### Stated exercise
Quote the records below in full, exactly as given, with the images taken out.
* start Material for the task *
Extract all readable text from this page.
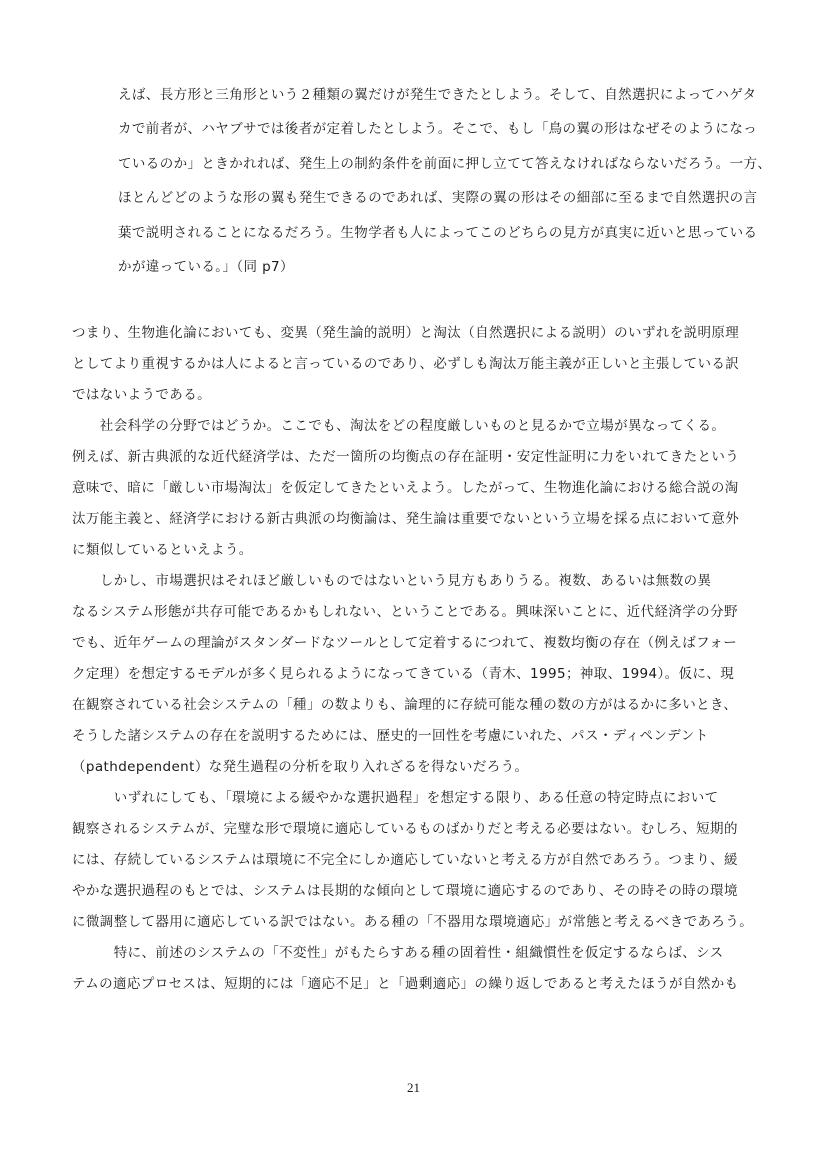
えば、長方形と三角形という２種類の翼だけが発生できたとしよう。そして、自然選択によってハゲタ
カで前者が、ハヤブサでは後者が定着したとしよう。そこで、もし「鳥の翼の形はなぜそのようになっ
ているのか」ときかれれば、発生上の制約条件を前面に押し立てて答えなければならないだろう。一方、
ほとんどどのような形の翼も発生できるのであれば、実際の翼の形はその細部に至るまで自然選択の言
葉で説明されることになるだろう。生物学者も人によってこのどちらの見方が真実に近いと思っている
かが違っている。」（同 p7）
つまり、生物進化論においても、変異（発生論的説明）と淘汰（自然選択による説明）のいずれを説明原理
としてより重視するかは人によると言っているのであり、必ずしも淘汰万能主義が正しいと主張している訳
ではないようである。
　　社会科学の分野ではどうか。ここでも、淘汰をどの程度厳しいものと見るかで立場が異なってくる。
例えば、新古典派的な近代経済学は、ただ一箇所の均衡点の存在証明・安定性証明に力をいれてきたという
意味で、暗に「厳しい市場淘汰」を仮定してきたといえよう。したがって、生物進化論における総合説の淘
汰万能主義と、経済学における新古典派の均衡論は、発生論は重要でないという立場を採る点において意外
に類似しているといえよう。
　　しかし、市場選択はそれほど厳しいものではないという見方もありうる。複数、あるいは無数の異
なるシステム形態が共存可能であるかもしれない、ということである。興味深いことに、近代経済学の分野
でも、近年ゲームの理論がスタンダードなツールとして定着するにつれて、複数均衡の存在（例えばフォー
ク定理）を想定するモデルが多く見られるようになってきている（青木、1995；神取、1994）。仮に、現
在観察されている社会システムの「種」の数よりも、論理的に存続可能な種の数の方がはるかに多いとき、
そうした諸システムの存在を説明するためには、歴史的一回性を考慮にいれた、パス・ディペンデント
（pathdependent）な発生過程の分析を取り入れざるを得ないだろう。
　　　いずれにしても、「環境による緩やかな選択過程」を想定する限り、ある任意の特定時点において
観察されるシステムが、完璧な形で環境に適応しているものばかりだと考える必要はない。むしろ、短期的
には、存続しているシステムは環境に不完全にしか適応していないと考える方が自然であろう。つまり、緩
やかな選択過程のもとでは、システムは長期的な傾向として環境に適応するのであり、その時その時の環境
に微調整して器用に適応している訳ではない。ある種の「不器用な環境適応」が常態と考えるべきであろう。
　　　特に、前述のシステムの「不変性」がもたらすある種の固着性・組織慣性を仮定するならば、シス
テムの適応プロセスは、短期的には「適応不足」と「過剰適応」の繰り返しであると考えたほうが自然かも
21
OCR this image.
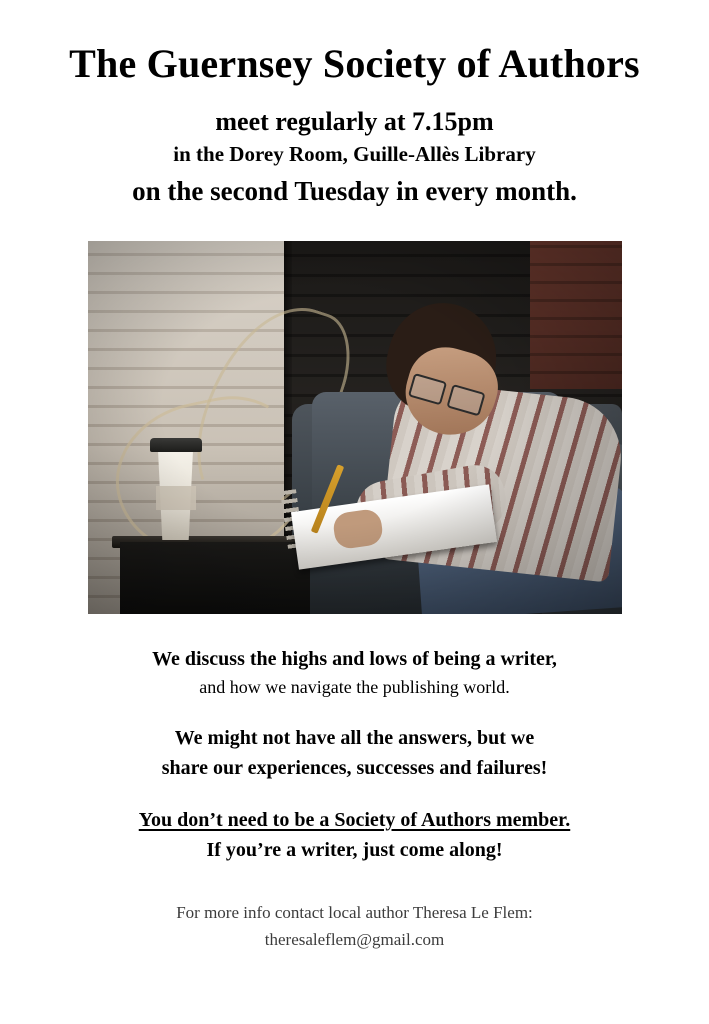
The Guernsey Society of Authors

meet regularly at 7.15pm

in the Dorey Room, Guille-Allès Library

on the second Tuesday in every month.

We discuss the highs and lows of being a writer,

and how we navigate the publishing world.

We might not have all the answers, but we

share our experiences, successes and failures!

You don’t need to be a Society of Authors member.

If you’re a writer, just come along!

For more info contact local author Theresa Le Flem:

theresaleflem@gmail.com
* end Material for the task *
### Expected answer
Extract all readable text from this page.
えば、長方形と三角形という２種類の翼だけが発生できたとしよう。そして、自然選択によってハゲタ
カで前者が、ハヤブサでは後者が定着したとしよう。そこで、もし「鳥の翼の形はなぜそのようになっ
ているのか」ときかれれば、発生上の制約条件を前面に押し立てて答えなければならないだろう。一方、
ほとんどどのような形の翼も発生できるのであれば、実際の翼の形はその細部に至るまで自然選択の言
葉で説明されることになるだろう。生物学者も人によってこのどちらの見方が真実に近いと思っている
かが違っている。」（同 p7）
つまり、生物進化論においても、変異（発生論的説明）と淘汰（自然選択による説明）のいずれを説明原理
としてより重視するかは人によると言っているのであり、必ずしも淘汰万能主義が正しいと主張している訳
ではないようである。
　　社会科学の分野ではどうか。ここでも、淘汰をどの程度厳しいものと見るかで立場が異なってくる。
例えば、新古典派的な近代経済学は、ただ一箇所の均衡点の存在証明・安定性証明に力をいれてきたという
意味で、暗に「厳しい市場淘汰」を仮定してきたといえよう。したがって、生物進化論における総合説の淘
汰万能主義と、経済学における新古典派の均衡論は、発生論は重要でないという立場を採る点において意外
に類似しているといえよう。
　　しかし、市場選択はそれほど厳しいものではないという見方もありうる。複数、あるいは無数の異
なるシステム形態が共存可能であるかもしれない、ということである。興味深いことに、近代経済学の分野
でも、近年ゲームの理論がスタンダードなツールとして定着するにつれて、複数均衡の存在（例えばフォー
ク定理）を想定するモデルが多く見られるようになってきている（青木、1995；神取、1994）。仮に、現
在観察されている社会システムの「種」の数よりも、論理的に存続可能な種の数の方がはるかに多いとき、
そうした諸システムの存在を説明するためには、歴史的一回性を考慮にいれた、パス・ディペンデント
（pathdependent）な発生過程の分析を取り入れざるを得ないだろう。
　　　いずれにしても、「環境による緩やかな選択過程」を想定する限り、ある任意の特定時点において
観察されるシステムが、完璧な形で環境に適応しているものばかりだと考える必要はない。むしろ、短期的
には、存続しているシステムは環境に不完全にしか適応していないと考える方が自然であろう。つまり、緩
やかな選択過程のもとでは、システムは長期的な傾向として環境に適応するのであり、その時その時の環境
に微調整して器用に適応している訳ではない。ある種の「不器用な環境適応」が常態と考えるべきであろう。
　　　特に、前述のシステムの「不変性」がもたらすある種の固着性・組織慣性を仮定するならば、シス
テムの適応プロセスは、短期的には「適応不足」と「過剰適応」の繰り返しであると考えたほうが自然かも
21
OCR this image.
The Guernsey Society of Authors

meet regularly at 7.15pm

in the Dorey Room, Guille-Allès Library

on the second Tuesday in every month.

We discuss the highs and lows of being a writer,

and how we navigate the publishing world.

We might not have all the answers, but we

share our experiences, successes and failures!

You don’t need to be a Society of Authors member.

If you’re a writer, just come along!

For more info contact local author Theresa Le Flem:

theresaleflem@gmail.com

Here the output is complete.